:: Supplied information ::
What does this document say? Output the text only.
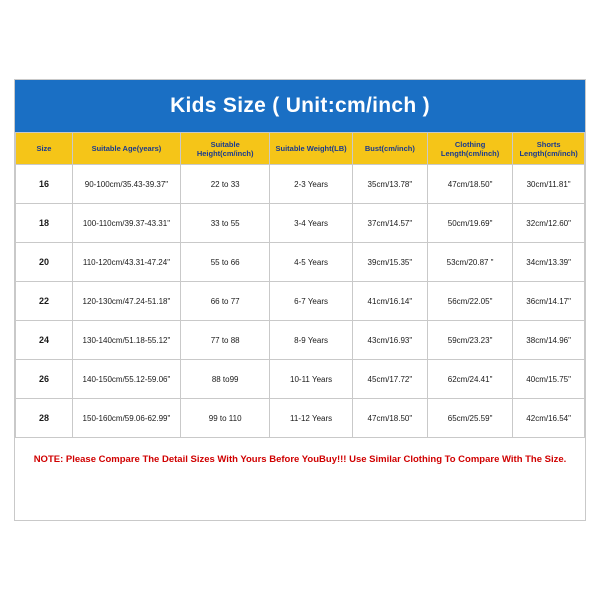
Kids Size ( Unit:cm/inch )
Size	Suitable Age(years)	Suitable Height(cm/inch)	Suitable Weight(LB)	Bust(cm/inch)	Clothing Length(cm/inch)	Shorts Length(cm/inch)
16	90-100cm/35.43-39.37"	22 to 33	2-3 Years	35cm/13.78"	47cm/18.50"	30cm/11.81"
18	100-110cm/39.37-43.31"	33 to 55	3-4 Years	37cm/14.57"	50cm/19.69"	32cm/12.60"
20	110-120cm/43.31-47.24"	55 to 66	4-5 Years	39cm/15.35"	53cm/20.87 "	34cm/13.39"
22	120-130cm/47.24-51.18"	66 to 77	6-7 Years	41cm/16.14"	56cm/22.05"	36cm/14.17"
24	130-140cm/51.18-55.12"	77 to 88	8-9 Years	43cm/16.93"	59cm/23.23"	38cm/14.96"
26	140-150cm/55.12-59.06"	88 to99	10-11 Years	45cm/17.72"	62cm/24.41"	40cm/15.75"
28	150-160cm/59.06-62.99"	99 to 110	11-12 Years	47cm/18.50"	65cm/25.59"	42cm/16.54"
NOTE: Please Compare The Detail Sizes With Yours Before YouBuy!!! Use Similar Clothing To Compare With The Size.
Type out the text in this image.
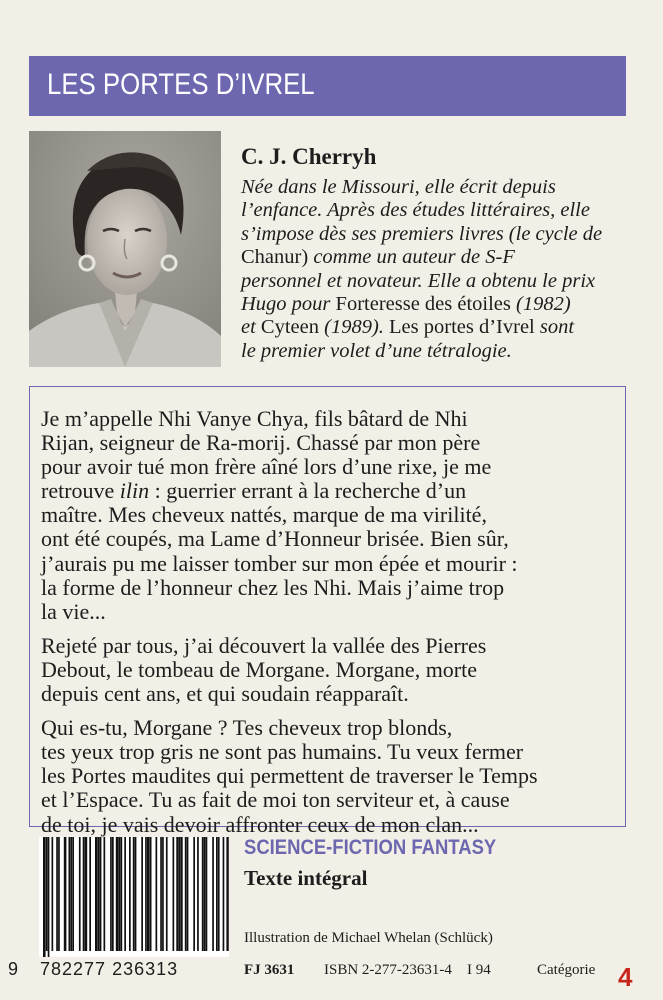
LES PORTES D’IVREL
C. J. Cherryh
Née dans le Missouri, elle écrit depuis
l’enfance. Après des études littéraires, elle
s’impose dès ses premiers livres (le cycle de
Chanur) comme un auteur de S-F
personnel et novateur. Elle a obtenu le prix
Hugo pour Forteresse des étoiles (1982)
et Cyteen (1989). Les portes d’Ivrel sont
le premier volet d’une tétralogie.
Je m’appelle Nhi Vanye Chya, fils bâtard de Nhi
Rijan, seigneur de Ra-morij. Chassé par mon père
pour avoir tué mon frère aîné lors d’une rixe, je me
retrouve ilin : guerrier errant à la recherche d’un
maître. Mes cheveux nattés, marque de ma virilité,
ont été coupés, ma Lame d’Honneur brisée. Bien sûr,
j’aurais pu me laisser tomber sur mon épée et mourir :
la forme de l’honneur chez les Nhi. Mais j’aime trop
la vie...
Rejeté par tous, j’ai découvert la vallée des Pierres
Debout, le tombeau de Morgane. Morgane, morte
depuis cent ans, et qui soudain réapparaît.
Qui es-tu, Morgane ? Tes cheveux trop blonds,
tes yeux trop gris ne sont pas humains. Tu veux fermer
les Portes maudites qui permettent de traverser le Temps
et l’Espace. Tu as fait de moi ton serviteur et, à cause
de toi, je vais devoir affronter ceux de mon clan...
9 782277 236313
SCIENCE-FICTION FANTASY
Texte intégral
Illustration de Michael Whelan (Schlück)
FJ 3631 ISBN 2-277-23631-4 I 94	Catégorie 4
:::
Task goal:
Reproduce the material word for word, minus the images.

Exercise solution:
What does this document say? Output the text only.
Kids Size ( Unit:cm/inch )
Size	Suitable Age(years)	Suitable Height(cm/inch)	Suitable Weight(LB)	Bust(cm/inch)	Clothing Length(cm/inch)	Shorts Length(cm/inch)
16	90-100cm/35.43-39.37"	22 to 33	2-3 Years	35cm/13.78"	47cm/18.50"	30cm/11.81"
18	100-110cm/39.37-43.31"	33 to 55	3-4 Years	37cm/14.57"	50cm/19.69"	32cm/12.60"
20	110-120cm/43.31-47.24"	55 to 66	4-5 Years	39cm/15.35"	53cm/20.87 "	34cm/13.39"
22	120-130cm/47.24-51.18"	66 to 77	6-7 Years	41cm/16.14"	56cm/22.05"	36cm/14.17"
24	130-140cm/51.18-55.12"	77 to 88	8-9 Years	43cm/16.93"	59cm/23.23"	38cm/14.96"
26	140-150cm/55.12-59.06"	88 to99	10-11 Years	45cm/17.72"	62cm/24.41"	40cm/15.75"
28	150-160cm/59.06-62.99"	99 to 110	11-12 Years	47cm/18.50"	65cm/25.59"	42cm/16.54"
NOTE: Please Compare The Detail Sizes With Yours Before YouBuy!!! Use Similar Clothing To Compare With The Size.
Type out the text in this image.
LES PORTES D’IVREL
C. J. Cherryh
Née dans le Missouri, elle écrit depuis
l’enfance. Après des études littéraires, elle
s’impose dès ses premiers livres (le cycle de
Chanur) comme un auteur de S-F
personnel et novateur. Elle a obtenu le prix
Hugo pour Forteresse des étoiles (1982)
et Cyteen (1989). Les portes d’Ivrel sont
le premier volet d’une tétralogie.
Je m’appelle Nhi Vanye Chya, fils bâtard de Nhi
Rijan, seigneur de Ra-morij. Chassé par mon père
pour avoir tué mon frère aîné lors d’une rixe, je me
retrouve ilin : guerrier errant à la recherche d’un
maître. Mes cheveux nattés, marque de ma virilité,
ont été coupés, ma Lame d’Honneur brisée. Bien sûr,
j’aurais pu me laisser tomber sur mon épée et mourir :
la forme de l’honneur chez les Nhi. Mais j’aime trop
la vie...
Rejeté par tous, j’ai découvert la vallée des Pierres
Debout, le tombeau de Morgane. Morgane, morte
depuis cent ans, et qui soudain réapparaît.
Qui es-tu, Morgane ? Tes cheveux trop blonds,
tes yeux trop gris ne sont pas humains. Tu veux fermer
les Portes maudites qui permettent de traverser le Temps
et l’Espace. Tu as fait de moi ton serviteur et, à cause
de toi, je vais devoir affronter ceux de mon clan...
9 782277 236313
SCIENCE-FICTION FANTASY
Texte intégral
Illustration de Michael Whelan (Schlück)
FJ 3631 ISBN 2-277-23631-4 I 94	Catégorie 4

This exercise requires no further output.